## WRITTEN INSTRUCTION
Search the data for the string "JSON" and extract every line where it appears.

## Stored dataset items

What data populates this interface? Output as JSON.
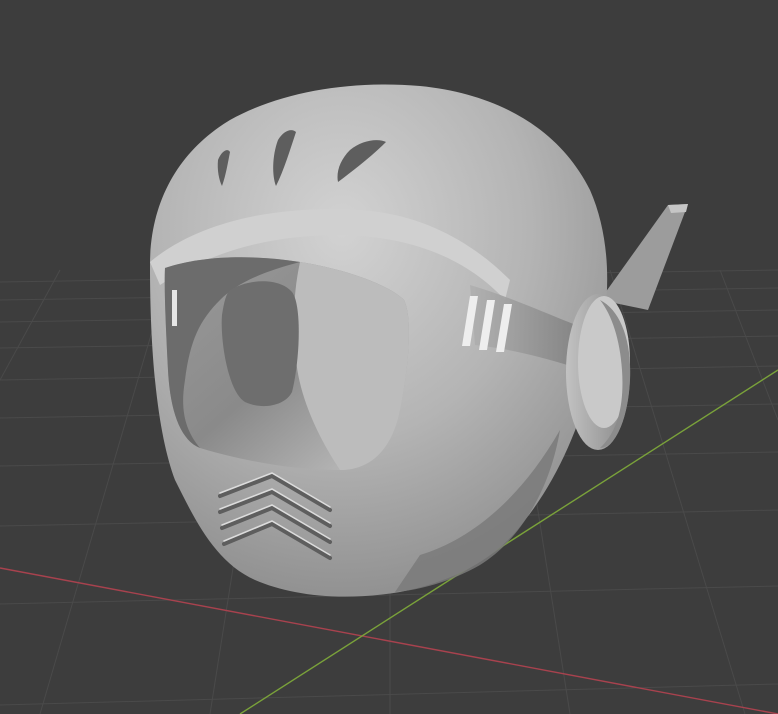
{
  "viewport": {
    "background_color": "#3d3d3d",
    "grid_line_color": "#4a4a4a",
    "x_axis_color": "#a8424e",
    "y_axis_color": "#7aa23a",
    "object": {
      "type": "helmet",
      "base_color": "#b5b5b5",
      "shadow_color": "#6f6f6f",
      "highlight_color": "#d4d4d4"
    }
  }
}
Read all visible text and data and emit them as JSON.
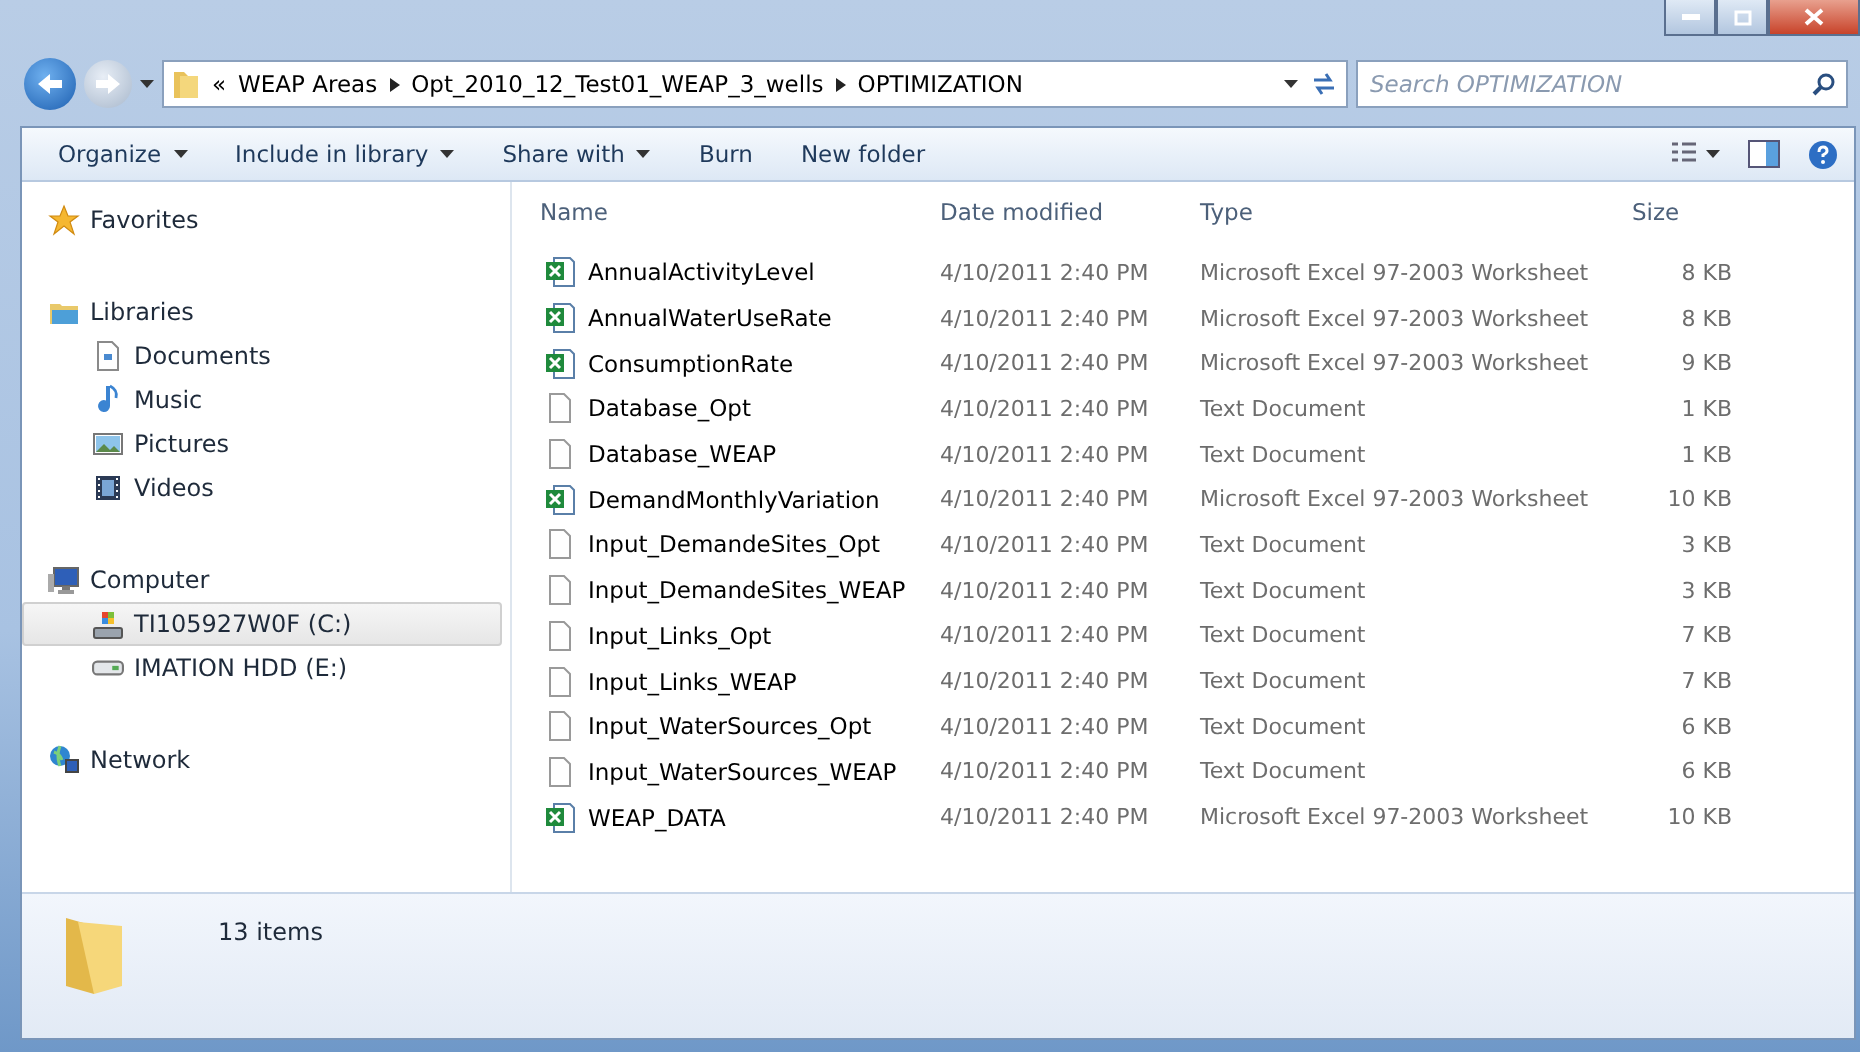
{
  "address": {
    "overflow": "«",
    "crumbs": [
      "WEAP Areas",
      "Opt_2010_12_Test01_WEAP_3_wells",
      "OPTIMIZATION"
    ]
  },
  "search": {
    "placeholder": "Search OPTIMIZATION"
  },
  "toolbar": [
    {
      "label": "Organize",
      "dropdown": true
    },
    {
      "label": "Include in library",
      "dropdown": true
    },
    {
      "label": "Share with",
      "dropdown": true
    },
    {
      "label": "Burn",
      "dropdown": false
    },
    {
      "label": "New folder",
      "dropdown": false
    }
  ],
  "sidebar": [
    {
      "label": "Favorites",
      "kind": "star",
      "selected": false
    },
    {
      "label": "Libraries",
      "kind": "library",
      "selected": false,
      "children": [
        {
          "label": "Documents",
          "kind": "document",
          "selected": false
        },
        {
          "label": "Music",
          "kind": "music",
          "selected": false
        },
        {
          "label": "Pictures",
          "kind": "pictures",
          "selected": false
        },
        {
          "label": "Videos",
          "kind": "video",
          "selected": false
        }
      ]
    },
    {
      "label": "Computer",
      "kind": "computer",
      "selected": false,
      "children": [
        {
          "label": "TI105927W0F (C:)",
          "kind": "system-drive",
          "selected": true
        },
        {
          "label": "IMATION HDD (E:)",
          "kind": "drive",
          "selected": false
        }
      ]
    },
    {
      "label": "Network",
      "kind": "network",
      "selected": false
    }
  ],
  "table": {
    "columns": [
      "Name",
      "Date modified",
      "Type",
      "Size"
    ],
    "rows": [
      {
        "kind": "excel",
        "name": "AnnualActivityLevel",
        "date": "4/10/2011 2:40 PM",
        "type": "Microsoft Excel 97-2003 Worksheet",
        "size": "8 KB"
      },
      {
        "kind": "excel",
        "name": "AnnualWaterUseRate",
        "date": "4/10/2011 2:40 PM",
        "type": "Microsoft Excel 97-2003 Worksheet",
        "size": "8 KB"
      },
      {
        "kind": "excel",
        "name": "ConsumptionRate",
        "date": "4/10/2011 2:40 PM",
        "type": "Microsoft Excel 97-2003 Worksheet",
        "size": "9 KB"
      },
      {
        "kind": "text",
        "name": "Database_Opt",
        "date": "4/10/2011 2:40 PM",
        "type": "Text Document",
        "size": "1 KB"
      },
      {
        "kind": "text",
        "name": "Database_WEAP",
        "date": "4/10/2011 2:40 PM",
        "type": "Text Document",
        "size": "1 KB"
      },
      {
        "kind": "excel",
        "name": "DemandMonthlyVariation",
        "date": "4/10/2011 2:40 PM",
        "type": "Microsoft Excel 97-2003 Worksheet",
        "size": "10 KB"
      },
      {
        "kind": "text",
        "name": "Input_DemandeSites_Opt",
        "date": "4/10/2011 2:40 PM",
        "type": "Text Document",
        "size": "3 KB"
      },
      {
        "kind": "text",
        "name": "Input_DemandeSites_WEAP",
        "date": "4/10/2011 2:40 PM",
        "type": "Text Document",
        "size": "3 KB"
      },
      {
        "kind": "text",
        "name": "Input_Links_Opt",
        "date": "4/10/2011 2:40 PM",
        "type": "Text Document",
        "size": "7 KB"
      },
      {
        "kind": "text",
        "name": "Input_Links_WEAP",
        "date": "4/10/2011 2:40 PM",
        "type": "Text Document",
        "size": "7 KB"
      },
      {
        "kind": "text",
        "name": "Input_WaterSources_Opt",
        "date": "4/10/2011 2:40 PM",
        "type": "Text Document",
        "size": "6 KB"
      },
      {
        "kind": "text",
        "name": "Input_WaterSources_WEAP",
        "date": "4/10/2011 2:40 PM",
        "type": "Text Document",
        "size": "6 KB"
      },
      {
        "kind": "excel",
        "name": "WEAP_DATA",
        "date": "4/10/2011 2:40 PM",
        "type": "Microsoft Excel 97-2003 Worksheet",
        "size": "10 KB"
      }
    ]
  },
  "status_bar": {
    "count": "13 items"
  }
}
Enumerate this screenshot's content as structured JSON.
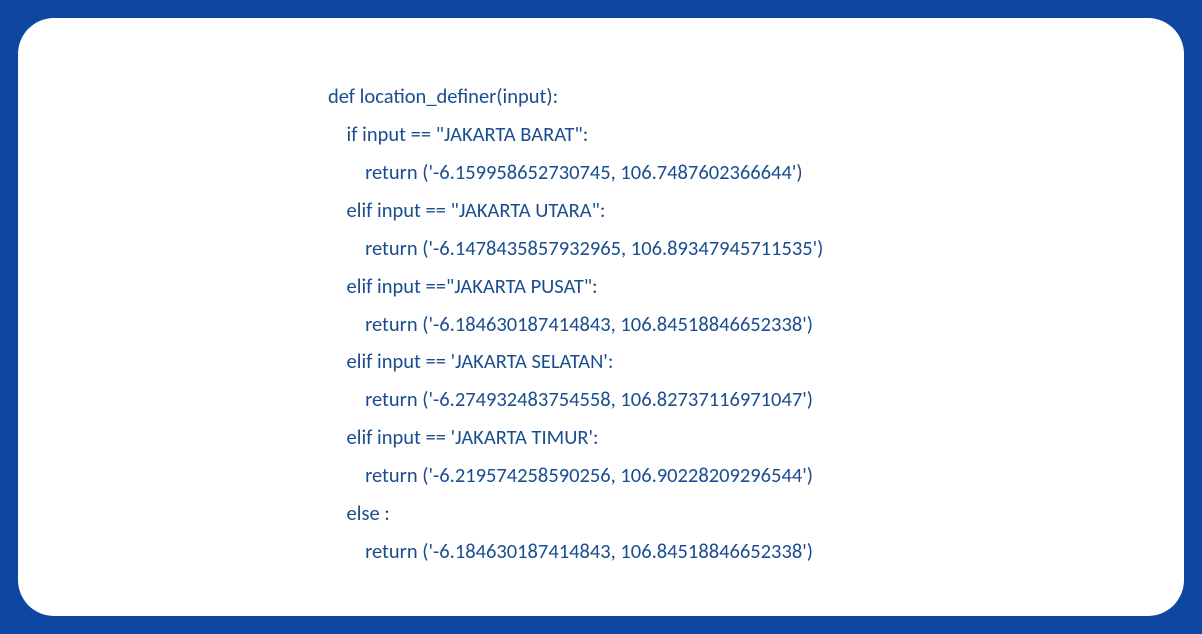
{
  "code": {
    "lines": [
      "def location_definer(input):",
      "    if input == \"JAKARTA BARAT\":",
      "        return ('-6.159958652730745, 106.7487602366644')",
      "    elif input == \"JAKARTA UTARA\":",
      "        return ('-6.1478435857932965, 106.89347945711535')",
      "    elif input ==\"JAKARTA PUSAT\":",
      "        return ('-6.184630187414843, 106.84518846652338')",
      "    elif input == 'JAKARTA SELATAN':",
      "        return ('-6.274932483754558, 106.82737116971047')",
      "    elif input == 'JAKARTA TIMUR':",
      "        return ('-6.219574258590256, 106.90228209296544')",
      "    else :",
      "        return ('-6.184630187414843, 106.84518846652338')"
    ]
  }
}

## THE REPLY
What data populates this interface? Output as JSON.
Read all visible text and data and emit them as JSON.
Enumerate this screenshot's content as structured JSON.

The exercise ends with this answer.